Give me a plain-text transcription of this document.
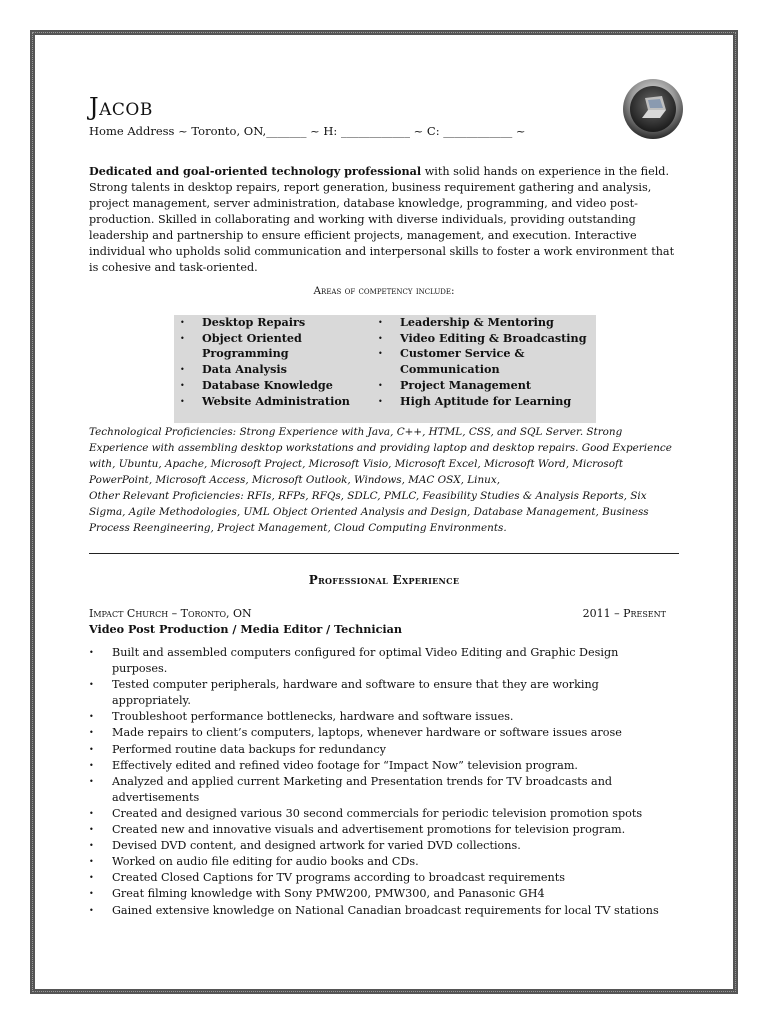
Jacob
Home Address ~ Toronto, ON,_______ ~ H: ____________ ~ C: ____________ ~
Dedicated and goal-oriented technology professional with solid hands on experience in the field. Strong talents in desktop repairs, report generation, business requirement gathering and analysis, project management, server administration, database knowledge, programming, and video post-production. Skilled in collaborating and working with diverse individuals, providing outstanding leadership and partnership to ensure efficient projects, management, and execution. Interactive individual who upholds solid communication and interpersonal skills to foster a work environment that is cohesive and task-oriented.
Areas of competency include:
• Desktop Repairs
• Object Oriented Programming
• Data Analysis
• Database Knowledge
• Website Administration
• Leadership & Mentoring
• Video Editing & Broadcasting
• Customer Service & Communication
• Project Management
• High Aptitude for Learning

Technological Proficiencies: Strong Experience with Java, C++, HTML, CSS, and SQL Server. Strong Experience with assembling desktop workstations and providing laptop and desktop repairs. Good Experience with, Ubuntu, Apache, Microsoft Project, Microsoft Visio, Microsoft Excel, Microsoft Word, Microsoft PowerPoint, Microsoft Access, Microsoft Outlook, Windows, MAC OSX, Linux,

Other Relevant Proficiencies: RFIs, RFPs, RFQs, SDLC, PMLC, Feasibility Studies & Analysis Reports, Six Sigma, Agile Methodologies, UML Object Oriented Analysis and Design, Database Management, Business Process Reengineering, Project Management, Cloud Computing Environments.

Professional Experience
Impact Church – Toronto, ON	2011 – Present
Video Post Production / Media Editor / Technician
• Built and assembled computers configured for optimal Video Editing and Graphic Design purposes.
• Tested computer peripherals, hardware and software to ensure that they are working appropriately.
• Troubleshoot performance bottlenecks, hardware and software issues.
• Made repairs to client’s computers, laptops, whenever hardware or software issues arose
• Performed routine data backups for redundancy
• Effectively edited and refined video footage for “Impact Now” television program.
• Analyzed and applied current Marketing and Presentation trends for TV broadcasts and advertisements
• Created and designed various 30 second commercials for periodic television promotion spots
• Created new and innovative visuals and advertisement promotions for television program.
• Devised DVD content, and designed artwork for varied DVD collections.
• Worked on audio file editing for audio books and CDs.
• Created Closed Captions for TV programs according to broadcast requirements
• Great filming knowledge with Sony PMW200, PMW300, and Panasonic GH4
• Gained extensive knowledge on National Canadian broadcast requirements for local TV stations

###

### Exercise prompt
Please repeat the entries exactly. Do not include the pictures.

### Exercise response
Give me a plain-text transcription of this document.
Jacob
Home Address ~ Toronto, ON,_______ ~ H: ____________ ~ C: ____________ ~
Dedicated and goal-oriented technology professional with solid hands on experience in the field. Strong talents in desktop repairs, report generation, business requirement gathering and analysis, project management, server administration, database knowledge, programming, and video post-production. Skilled in collaborating and working with diverse individuals, providing outstanding leadership and partnership to ensure efficient projects, management, and execution. Interactive individual who upholds solid communication and interpersonal skills to foster a work environment that is cohesive and task-oriented.
Areas of competency include:
• Desktop Repairs
• Object Oriented Programming
• Data Analysis
• Database Knowledge
• Website Administration
• Leadership & Mentoring
• Video Editing & Broadcasting
• Customer Service & Communication
• Project Management
• High Aptitude for Learning

Technological Proficiencies: Strong Experience with Java, C++, HTML, CSS, and SQL Server. Strong Experience with assembling desktop workstations and providing laptop and desktop repairs. Good Experience with, Ubuntu, Apache, Microsoft Project, Microsoft Visio, Microsoft Excel, Microsoft Word, Microsoft PowerPoint, Microsoft Access, Microsoft Outlook, Windows, MAC OSX, Linux,

Other Relevant Proficiencies: RFIs, RFPs, RFQs, SDLC, PMLC, Feasibility Studies & Analysis Reports, Six Sigma, Agile Methodologies, UML Object Oriented Analysis and Design, Database Management, Business Process Reengineering, Project Management, Cloud Computing Environments.

Professional Experience
Impact Church – Toronto, ON	2011 – Present
Video Post Production / Media Editor / Technician
• Built and assembled computers configured for optimal Video Editing and Graphic Design purposes.
• Tested computer peripherals, hardware and software to ensure that they are working appropriately.
• Troubleshoot performance bottlenecks, hardware and software issues.
• Made repairs to client’s computers, laptops, whenever hardware or software issues arose
• Performed routine data backups for redundancy
• Effectively edited and refined video footage for “Impact Now” television program.
• Analyzed and applied current Marketing and Presentation trends for TV broadcasts and advertisements
• Created and designed various 30 second commercials for periodic television promotion spots
• Created new and innovative visuals and advertisement promotions for television program.
• Devised DVD content, and designed artwork for varied DVD collections.
• Worked on audio file editing for audio books and CDs.
• Created Closed Captions for TV programs according to broadcast requirements
• Great filming knowledge with Sony PMW200, PMW300, and Panasonic GH4
• Gained extensive knowledge on National Canadian broadcast requirements for local TV stations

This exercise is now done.